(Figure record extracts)
____

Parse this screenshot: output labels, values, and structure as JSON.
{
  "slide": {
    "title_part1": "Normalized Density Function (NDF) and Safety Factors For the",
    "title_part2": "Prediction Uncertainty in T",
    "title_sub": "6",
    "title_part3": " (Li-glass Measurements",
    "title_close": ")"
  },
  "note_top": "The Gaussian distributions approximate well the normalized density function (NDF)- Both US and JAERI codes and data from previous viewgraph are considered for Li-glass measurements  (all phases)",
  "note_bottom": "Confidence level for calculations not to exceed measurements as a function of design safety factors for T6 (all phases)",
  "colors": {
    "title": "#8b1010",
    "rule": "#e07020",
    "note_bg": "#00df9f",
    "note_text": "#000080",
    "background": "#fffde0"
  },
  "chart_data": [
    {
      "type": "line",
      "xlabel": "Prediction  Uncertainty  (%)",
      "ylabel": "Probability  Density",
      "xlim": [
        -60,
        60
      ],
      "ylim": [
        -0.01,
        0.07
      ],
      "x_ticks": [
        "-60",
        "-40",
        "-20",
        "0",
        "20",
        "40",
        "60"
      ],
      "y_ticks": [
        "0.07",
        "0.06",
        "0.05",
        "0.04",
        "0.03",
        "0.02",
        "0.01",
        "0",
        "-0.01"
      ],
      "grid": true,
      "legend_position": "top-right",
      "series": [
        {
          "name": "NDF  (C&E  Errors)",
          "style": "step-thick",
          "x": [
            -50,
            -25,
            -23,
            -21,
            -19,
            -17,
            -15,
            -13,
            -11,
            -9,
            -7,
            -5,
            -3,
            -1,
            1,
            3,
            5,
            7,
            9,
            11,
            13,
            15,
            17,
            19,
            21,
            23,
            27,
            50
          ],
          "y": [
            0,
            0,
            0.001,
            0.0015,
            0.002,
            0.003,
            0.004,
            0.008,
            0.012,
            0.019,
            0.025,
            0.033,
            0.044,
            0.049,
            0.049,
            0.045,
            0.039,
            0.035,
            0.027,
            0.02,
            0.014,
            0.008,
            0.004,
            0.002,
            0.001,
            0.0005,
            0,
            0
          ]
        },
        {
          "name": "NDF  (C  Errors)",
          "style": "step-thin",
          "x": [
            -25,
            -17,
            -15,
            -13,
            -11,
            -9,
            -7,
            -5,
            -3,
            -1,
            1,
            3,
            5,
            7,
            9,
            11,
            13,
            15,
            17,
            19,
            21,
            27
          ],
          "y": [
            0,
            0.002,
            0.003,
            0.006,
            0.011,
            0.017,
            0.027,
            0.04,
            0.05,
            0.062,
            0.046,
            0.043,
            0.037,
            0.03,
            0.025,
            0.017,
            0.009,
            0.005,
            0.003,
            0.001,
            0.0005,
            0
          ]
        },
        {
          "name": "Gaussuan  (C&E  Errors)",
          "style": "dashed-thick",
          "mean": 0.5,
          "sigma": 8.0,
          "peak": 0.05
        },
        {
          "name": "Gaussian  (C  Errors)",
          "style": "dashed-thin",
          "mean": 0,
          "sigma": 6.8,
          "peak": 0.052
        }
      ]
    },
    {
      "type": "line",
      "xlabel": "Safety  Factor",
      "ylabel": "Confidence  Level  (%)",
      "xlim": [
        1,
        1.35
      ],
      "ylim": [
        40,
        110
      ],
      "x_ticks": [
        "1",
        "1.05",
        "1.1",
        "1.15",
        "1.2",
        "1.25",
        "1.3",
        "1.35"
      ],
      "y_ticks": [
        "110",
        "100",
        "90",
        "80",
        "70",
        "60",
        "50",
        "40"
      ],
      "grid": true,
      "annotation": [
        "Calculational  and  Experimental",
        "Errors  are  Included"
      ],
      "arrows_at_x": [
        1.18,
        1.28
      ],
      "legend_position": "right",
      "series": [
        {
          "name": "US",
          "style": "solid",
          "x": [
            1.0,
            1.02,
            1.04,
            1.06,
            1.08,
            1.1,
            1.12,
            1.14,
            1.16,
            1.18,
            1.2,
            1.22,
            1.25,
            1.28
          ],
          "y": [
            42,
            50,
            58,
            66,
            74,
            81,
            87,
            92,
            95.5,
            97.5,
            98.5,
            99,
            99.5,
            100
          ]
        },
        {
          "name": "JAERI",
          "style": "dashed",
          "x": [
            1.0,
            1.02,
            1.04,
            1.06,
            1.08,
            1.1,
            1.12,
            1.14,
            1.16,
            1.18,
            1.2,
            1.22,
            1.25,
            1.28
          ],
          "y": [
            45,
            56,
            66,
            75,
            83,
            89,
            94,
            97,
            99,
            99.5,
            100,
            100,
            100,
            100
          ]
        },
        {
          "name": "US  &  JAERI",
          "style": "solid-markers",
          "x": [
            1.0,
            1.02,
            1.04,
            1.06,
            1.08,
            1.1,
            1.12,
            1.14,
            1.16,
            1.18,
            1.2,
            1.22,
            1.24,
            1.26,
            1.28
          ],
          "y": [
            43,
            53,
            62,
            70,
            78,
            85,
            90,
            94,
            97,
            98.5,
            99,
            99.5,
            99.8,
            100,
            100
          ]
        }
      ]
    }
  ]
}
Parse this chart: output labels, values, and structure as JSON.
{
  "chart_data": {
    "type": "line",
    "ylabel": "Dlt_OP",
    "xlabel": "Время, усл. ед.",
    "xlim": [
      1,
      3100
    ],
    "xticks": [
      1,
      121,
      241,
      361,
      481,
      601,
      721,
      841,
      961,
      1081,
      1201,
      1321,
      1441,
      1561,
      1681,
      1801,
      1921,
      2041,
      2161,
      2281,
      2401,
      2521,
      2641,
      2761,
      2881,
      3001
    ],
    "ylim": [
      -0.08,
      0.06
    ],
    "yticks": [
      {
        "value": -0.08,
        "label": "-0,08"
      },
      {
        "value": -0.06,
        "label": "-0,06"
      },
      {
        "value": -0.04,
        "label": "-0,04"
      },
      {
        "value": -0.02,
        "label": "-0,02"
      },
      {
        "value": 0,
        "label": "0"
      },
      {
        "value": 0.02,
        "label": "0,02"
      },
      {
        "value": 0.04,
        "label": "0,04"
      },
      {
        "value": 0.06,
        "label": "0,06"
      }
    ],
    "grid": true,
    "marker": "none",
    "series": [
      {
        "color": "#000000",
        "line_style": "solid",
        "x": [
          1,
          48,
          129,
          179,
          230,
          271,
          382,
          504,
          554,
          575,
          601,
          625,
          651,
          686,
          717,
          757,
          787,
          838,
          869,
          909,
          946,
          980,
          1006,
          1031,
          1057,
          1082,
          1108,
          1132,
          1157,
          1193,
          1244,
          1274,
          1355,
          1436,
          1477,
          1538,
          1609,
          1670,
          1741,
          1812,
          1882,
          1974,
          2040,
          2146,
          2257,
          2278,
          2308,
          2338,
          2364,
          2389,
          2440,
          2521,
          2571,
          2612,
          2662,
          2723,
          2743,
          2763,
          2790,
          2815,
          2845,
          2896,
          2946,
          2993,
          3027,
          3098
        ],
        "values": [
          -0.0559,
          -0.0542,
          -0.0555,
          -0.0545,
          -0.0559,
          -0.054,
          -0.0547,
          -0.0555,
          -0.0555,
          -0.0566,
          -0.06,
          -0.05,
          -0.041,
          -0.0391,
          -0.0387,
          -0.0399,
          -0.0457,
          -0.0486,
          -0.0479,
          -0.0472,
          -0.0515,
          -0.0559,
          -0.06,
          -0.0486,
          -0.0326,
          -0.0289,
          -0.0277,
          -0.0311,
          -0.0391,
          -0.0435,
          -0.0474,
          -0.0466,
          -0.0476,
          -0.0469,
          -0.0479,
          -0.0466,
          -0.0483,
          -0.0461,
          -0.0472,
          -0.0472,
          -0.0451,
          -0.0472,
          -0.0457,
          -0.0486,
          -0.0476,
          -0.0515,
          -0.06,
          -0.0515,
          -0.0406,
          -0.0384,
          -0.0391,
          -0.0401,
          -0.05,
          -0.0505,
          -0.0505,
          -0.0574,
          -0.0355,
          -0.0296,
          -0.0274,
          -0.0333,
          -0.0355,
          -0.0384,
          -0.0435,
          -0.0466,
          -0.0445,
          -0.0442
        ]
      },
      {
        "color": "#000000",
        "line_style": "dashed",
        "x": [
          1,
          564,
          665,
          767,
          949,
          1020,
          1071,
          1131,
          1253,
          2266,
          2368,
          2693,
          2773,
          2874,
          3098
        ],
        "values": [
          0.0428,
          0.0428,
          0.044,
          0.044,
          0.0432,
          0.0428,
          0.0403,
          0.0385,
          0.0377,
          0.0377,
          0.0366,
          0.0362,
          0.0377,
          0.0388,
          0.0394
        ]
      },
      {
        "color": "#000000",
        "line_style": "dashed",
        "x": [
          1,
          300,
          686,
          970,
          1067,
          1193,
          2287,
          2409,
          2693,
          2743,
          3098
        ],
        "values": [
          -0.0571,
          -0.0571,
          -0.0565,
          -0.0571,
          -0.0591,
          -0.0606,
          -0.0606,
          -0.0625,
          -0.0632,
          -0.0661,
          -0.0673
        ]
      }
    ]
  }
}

____

◆ Challenge
From the entries above, extract each line containing "glass".

◆ Solution to this task
    "title_part3": " (Li-glass Measurements",
  "note_top": "The Gaussian distributions approximate well the normalized density function (NDF)- Both US and JAERI codes and data from previous viewgraph are considered for Li-glass measurements  (all phases)",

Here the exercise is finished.